TO BE DONE ->
Using the material that follows, identify and copy each line with the string "Nathan".

EXERCISE INPUTS ->

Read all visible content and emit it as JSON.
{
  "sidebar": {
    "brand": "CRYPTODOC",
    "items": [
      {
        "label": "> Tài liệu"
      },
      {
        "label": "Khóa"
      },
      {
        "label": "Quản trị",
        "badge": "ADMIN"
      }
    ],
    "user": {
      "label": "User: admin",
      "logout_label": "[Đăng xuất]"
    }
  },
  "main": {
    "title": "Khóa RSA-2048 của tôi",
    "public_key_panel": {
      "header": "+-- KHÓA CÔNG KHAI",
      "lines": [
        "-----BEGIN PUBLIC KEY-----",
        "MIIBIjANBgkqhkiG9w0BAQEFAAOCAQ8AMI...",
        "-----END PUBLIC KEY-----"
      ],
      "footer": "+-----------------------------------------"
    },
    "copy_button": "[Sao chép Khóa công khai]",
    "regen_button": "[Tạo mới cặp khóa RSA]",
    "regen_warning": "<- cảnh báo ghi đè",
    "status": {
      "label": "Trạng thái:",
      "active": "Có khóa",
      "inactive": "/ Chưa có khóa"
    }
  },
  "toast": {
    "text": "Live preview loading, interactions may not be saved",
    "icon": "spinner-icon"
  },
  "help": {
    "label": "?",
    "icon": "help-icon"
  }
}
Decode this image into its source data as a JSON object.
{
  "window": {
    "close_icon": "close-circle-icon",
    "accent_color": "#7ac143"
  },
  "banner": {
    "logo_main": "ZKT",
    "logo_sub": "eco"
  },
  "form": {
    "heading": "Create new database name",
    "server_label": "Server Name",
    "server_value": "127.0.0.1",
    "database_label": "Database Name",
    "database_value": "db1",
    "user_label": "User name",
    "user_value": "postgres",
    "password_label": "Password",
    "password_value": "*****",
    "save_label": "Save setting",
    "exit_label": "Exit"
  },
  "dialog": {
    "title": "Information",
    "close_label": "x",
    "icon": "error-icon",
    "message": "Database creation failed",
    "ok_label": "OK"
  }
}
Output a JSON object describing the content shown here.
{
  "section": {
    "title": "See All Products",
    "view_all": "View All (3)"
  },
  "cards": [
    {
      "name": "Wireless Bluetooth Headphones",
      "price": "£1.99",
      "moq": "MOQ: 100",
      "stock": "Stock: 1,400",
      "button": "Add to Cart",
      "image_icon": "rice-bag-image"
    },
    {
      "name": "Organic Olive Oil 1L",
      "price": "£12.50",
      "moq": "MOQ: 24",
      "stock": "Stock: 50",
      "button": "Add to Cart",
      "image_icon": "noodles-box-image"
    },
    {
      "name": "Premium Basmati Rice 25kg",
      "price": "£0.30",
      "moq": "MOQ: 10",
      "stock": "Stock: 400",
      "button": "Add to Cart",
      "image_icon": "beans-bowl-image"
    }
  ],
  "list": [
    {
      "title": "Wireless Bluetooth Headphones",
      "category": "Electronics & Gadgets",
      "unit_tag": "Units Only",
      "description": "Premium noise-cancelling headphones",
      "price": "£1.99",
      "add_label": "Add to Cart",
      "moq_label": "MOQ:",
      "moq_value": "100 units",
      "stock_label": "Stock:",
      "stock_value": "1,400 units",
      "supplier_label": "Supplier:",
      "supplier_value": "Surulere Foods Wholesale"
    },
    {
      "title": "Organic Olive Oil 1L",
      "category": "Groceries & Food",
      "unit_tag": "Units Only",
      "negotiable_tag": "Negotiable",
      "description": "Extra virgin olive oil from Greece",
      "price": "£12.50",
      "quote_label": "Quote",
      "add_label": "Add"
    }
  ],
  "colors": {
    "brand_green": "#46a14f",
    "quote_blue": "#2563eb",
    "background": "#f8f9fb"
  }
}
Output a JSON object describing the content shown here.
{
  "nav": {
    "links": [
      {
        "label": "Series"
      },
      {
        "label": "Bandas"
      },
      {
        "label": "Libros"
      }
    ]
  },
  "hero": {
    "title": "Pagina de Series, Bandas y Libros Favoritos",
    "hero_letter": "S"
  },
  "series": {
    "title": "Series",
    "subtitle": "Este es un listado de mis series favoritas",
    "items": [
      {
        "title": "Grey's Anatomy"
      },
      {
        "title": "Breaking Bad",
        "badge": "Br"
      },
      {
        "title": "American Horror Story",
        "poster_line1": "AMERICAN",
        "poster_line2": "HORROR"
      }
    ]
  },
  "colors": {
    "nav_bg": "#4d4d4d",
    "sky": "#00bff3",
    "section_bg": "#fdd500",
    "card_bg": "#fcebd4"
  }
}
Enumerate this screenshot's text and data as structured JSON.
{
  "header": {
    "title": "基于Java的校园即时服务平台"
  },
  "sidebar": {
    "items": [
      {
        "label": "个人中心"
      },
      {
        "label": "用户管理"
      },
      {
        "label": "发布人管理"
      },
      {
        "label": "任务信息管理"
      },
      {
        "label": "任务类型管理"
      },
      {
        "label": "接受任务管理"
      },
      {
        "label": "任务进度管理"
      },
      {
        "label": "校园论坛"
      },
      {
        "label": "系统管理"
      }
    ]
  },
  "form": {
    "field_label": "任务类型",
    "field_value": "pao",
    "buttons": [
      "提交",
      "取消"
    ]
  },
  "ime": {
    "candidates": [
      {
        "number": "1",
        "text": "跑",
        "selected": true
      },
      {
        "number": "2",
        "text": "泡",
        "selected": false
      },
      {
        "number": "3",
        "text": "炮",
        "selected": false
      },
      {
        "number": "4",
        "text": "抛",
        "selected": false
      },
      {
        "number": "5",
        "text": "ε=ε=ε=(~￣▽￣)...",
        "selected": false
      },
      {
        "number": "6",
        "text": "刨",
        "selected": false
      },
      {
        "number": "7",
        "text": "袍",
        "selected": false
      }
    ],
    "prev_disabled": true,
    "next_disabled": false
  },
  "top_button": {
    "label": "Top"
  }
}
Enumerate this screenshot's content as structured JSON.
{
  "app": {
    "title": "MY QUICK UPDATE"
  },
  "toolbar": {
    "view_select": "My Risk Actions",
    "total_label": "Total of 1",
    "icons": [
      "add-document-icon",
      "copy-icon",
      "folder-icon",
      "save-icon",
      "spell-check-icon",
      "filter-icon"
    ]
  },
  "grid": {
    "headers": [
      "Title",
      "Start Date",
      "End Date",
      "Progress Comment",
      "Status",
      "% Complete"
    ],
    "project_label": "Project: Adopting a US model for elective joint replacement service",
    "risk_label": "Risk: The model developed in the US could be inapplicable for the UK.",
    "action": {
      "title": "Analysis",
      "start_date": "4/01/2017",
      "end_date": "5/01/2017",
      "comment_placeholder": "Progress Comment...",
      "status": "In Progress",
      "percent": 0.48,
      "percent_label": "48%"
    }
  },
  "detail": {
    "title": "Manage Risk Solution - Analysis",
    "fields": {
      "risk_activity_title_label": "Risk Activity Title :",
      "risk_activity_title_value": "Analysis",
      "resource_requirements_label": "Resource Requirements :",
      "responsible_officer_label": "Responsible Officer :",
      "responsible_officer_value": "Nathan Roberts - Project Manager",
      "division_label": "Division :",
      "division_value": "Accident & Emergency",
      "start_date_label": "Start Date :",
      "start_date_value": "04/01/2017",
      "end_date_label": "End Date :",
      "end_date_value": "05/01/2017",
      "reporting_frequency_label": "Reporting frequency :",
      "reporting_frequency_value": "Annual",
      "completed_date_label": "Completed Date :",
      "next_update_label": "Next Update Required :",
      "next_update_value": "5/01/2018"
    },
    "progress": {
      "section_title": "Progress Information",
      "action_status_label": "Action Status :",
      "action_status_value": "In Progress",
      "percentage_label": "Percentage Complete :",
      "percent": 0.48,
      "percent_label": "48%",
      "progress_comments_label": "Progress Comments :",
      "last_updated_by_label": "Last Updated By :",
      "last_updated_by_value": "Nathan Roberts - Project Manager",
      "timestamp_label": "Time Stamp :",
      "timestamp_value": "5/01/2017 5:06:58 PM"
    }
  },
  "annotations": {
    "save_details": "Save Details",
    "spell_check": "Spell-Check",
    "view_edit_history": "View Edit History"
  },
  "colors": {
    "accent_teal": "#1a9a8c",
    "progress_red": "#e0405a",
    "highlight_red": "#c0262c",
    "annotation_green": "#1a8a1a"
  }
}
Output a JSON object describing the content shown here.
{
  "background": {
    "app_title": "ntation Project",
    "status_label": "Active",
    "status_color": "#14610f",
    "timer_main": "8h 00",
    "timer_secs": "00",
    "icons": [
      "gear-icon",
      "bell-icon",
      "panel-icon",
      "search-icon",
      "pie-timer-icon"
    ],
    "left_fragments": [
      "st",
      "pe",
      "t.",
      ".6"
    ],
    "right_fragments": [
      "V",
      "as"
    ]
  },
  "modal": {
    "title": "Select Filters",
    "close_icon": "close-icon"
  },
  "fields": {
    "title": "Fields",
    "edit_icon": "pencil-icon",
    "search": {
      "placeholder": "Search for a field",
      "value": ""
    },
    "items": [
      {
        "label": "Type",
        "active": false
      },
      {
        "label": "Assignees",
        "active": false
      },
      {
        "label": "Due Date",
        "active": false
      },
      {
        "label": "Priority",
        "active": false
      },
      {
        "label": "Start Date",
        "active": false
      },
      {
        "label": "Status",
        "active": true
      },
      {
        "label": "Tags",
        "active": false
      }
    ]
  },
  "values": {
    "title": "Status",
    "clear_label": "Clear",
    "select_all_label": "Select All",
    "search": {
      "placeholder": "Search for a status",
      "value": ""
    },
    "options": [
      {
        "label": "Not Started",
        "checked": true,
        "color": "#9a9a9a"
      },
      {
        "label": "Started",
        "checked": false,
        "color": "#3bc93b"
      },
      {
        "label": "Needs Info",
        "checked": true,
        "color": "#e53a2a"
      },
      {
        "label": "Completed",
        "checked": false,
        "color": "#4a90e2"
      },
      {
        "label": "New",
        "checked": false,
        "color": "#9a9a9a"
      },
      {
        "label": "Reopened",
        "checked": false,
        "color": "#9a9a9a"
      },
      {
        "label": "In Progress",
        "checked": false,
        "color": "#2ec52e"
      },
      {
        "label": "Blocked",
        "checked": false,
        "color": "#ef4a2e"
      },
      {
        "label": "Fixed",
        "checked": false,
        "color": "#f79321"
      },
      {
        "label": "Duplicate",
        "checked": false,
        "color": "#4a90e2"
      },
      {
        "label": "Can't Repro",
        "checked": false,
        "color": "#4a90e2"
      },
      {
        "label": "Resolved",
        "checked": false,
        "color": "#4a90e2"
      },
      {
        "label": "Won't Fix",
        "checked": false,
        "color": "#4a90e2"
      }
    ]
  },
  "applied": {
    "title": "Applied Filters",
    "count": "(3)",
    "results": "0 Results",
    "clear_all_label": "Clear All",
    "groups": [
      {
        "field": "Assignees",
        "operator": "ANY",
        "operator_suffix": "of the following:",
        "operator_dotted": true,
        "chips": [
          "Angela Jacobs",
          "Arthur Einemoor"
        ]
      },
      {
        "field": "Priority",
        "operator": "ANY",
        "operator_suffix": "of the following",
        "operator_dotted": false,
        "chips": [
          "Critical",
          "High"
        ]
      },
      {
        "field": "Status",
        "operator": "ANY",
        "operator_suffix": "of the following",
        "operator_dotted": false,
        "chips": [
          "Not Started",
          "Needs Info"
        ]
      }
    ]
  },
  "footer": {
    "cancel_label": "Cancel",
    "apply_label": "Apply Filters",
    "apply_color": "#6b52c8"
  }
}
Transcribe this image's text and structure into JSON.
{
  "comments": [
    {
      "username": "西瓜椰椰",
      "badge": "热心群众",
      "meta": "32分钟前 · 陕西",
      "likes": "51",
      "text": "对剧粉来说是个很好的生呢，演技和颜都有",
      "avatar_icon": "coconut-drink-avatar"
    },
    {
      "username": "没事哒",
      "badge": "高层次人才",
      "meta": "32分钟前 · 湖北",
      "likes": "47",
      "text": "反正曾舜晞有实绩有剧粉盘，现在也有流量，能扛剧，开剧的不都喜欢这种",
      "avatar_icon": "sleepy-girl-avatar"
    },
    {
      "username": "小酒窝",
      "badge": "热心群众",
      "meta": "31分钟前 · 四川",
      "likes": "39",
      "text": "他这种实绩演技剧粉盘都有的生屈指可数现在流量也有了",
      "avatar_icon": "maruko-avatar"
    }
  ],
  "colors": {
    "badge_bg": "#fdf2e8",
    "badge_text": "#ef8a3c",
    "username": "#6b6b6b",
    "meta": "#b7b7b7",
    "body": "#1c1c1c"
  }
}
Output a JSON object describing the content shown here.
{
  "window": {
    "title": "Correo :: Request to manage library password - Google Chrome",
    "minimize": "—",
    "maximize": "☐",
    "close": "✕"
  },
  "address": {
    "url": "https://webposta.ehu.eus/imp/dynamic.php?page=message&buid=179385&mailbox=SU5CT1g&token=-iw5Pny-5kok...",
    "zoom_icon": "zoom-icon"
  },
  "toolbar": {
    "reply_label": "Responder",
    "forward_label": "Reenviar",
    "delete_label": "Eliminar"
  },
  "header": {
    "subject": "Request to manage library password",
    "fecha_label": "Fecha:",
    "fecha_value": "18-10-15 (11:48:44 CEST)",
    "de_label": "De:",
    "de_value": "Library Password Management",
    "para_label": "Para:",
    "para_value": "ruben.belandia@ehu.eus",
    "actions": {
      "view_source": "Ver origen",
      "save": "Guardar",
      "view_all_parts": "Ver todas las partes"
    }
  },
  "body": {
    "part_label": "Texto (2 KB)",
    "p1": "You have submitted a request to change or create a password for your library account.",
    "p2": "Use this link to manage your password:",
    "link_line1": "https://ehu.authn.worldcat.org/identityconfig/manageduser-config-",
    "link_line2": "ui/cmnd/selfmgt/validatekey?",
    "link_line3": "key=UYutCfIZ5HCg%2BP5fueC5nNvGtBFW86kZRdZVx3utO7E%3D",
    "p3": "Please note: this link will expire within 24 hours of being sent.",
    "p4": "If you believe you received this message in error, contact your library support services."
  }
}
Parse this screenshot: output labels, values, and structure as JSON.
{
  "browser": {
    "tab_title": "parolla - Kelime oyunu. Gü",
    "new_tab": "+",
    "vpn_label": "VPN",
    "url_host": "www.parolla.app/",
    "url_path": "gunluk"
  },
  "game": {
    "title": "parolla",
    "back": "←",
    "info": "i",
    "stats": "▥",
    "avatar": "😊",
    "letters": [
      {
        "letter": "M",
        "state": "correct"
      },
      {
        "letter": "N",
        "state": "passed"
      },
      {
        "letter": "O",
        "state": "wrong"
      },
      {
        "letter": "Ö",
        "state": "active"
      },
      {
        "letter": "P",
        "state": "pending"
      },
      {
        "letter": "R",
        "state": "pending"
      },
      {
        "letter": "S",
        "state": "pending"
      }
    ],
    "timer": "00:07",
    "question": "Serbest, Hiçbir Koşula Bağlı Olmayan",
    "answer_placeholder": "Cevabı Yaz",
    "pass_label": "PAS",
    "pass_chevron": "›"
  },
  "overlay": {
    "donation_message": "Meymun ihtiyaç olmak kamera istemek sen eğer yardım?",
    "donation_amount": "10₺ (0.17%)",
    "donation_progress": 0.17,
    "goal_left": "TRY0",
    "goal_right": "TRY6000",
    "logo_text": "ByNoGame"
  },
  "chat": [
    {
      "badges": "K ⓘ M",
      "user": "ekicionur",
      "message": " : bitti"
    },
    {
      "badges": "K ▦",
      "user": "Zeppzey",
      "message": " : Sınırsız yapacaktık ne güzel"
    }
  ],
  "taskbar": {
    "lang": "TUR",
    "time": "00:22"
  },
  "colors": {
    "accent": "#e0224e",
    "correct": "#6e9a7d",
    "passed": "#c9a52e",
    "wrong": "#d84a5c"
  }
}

EXERCISE ANSWER ->
      "responsible_officer_value": "Nathan Roberts - Project Manager",
      "last_updated_by_value": "Nathan Roberts - Project Manager",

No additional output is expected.